**What to do:** Write out the listing lines word for word, starting at the line that contains "Detect and localize" and ending at the line that contains "page-header (114, 76, 877, 100)", with both of those lines included.

════════════════════

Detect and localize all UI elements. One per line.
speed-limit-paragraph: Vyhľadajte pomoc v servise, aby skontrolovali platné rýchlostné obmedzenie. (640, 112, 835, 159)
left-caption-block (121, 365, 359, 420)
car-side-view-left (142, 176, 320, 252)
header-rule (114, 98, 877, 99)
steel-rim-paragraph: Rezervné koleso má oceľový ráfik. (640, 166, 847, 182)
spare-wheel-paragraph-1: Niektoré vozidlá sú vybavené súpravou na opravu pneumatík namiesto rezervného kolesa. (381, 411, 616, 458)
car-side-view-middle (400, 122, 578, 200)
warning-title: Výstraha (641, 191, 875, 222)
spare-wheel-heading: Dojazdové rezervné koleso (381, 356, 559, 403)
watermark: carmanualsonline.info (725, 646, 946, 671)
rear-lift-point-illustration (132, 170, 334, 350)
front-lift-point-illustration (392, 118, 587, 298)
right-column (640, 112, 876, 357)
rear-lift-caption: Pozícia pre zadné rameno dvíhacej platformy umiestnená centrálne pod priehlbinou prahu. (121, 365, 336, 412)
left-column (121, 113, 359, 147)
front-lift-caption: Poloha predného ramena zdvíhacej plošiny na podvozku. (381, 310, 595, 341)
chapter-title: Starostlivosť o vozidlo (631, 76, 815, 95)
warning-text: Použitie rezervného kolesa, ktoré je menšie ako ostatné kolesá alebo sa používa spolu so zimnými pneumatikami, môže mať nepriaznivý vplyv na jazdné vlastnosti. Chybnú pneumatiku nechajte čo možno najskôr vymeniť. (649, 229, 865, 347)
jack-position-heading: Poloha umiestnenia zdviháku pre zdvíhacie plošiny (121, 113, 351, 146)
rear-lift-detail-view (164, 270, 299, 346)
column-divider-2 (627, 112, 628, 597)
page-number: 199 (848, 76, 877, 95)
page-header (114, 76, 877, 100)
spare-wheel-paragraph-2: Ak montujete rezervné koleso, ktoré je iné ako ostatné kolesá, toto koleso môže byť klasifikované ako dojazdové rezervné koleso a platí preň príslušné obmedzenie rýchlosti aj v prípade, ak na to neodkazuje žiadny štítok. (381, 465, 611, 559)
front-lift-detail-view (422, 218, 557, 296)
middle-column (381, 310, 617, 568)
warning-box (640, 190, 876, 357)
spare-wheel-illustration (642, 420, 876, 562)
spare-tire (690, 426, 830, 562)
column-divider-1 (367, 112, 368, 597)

════════════════════

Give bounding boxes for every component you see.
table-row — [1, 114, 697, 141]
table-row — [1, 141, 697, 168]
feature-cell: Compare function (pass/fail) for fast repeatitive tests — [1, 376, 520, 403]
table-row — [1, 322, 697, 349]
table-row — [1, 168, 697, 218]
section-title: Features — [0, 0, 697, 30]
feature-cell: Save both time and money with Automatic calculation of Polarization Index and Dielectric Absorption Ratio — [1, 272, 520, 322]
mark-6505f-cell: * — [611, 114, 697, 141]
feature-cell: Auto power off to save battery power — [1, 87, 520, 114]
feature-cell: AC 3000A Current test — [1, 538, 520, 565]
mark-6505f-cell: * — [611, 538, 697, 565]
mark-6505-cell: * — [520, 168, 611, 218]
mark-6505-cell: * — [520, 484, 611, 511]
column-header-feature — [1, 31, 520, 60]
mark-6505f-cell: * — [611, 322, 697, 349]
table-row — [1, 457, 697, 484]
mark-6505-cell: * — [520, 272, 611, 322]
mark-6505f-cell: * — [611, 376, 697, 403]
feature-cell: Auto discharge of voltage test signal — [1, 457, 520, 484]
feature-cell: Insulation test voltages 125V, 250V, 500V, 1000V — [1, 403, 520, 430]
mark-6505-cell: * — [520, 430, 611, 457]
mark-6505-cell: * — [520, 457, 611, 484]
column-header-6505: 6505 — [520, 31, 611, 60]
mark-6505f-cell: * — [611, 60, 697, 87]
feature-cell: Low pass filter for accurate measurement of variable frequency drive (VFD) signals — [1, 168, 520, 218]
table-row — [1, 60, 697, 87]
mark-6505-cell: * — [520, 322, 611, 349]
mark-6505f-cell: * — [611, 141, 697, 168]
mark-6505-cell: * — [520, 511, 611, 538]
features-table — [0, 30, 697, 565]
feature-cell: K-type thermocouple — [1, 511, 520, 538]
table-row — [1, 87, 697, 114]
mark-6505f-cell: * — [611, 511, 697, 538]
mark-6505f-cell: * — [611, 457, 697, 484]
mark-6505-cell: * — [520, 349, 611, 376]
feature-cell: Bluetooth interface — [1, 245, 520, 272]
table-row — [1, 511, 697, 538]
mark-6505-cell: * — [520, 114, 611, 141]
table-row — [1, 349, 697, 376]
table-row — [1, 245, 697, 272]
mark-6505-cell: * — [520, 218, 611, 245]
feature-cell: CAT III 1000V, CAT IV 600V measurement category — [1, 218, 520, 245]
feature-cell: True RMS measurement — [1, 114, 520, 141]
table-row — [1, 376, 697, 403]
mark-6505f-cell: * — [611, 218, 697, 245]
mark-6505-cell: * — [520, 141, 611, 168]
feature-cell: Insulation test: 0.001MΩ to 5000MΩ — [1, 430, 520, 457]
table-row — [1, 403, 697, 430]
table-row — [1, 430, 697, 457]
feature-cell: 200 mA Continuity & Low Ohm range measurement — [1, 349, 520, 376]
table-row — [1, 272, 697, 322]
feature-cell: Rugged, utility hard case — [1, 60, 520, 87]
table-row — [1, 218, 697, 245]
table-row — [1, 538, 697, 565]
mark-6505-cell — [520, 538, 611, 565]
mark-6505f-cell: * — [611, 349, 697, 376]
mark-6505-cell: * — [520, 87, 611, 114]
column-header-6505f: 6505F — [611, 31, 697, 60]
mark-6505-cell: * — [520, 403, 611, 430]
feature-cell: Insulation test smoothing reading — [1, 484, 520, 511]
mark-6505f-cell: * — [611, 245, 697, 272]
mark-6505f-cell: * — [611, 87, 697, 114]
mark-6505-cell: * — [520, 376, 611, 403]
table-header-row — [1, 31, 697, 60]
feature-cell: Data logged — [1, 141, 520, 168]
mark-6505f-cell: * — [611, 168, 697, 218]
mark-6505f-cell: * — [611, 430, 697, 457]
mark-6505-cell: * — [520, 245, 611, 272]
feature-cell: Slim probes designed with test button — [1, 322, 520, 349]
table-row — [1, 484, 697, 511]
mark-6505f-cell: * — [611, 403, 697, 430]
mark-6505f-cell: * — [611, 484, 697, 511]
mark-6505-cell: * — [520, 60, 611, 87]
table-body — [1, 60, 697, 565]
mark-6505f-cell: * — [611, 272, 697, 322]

════════════════════

**Written answer:**
Detect and localize all UI elements. One per line.
speed-limit-paragraph: Vyhľadajte pomoc v servise, aby skontrolovali platné rýchlostné obmedzenie. (640, 112, 835, 159)
left-caption-block (121, 365, 359, 420)
car-side-view-left (142, 176, 320, 252)
header-rule (114, 98, 877, 99)
steel-rim-paragraph: Rezervné koleso má oceľový ráfik. (640, 166, 847, 182)
spare-wheel-paragraph-1: Niektoré vozidlá sú vybavené súpravou na opravu pneumatík namiesto rezervného kolesa. (381, 411, 616, 458)
car-side-view-middle (400, 122, 578, 200)
warning-title: Výstraha (641, 191, 875, 222)
spare-wheel-heading: Dojazdové rezervné koleso (381, 356, 559, 403)
watermark: carmanualsonline.info (725, 646, 946, 671)
rear-lift-point-illustration (132, 170, 334, 350)
front-lift-point-illustration (392, 118, 587, 298)
right-column (640, 112, 876, 357)
rear-lift-caption: Pozícia pre zadné rameno dvíhacej platformy umiestnená centrálne pod priehlbinou prahu. (121, 365, 336, 412)
left-column (121, 113, 359, 147)
front-lift-caption: Poloha predného ramena zdvíhacej plošiny na podvozku. (381, 310, 595, 341)
chapter-title: Starostlivosť o vozidlo (631, 76, 815, 95)
warning-text: Použitie rezervného kolesa, ktoré je menšie ako ostatné kolesá alebo sa používa spolu so zimnými pneumatikami, môže mať nepriaznivý vplyv na jazdné vlastnosti. Chybnú pneumatiku nechajte čo možno najskôr vymeniť. (649, 229, 865, 347)
jack-position-heading: Poloha umiestnenia zdviháku pre zdvíhacie plošiny (121, 113, 351, 146)
rear-lift-detail-view (164, 270, 299, 346)
column-divider-2 (627, 112, 628, 597)
page-number: 199 (848, 76, 877, 95)
page-header (114, 76, 877, 100)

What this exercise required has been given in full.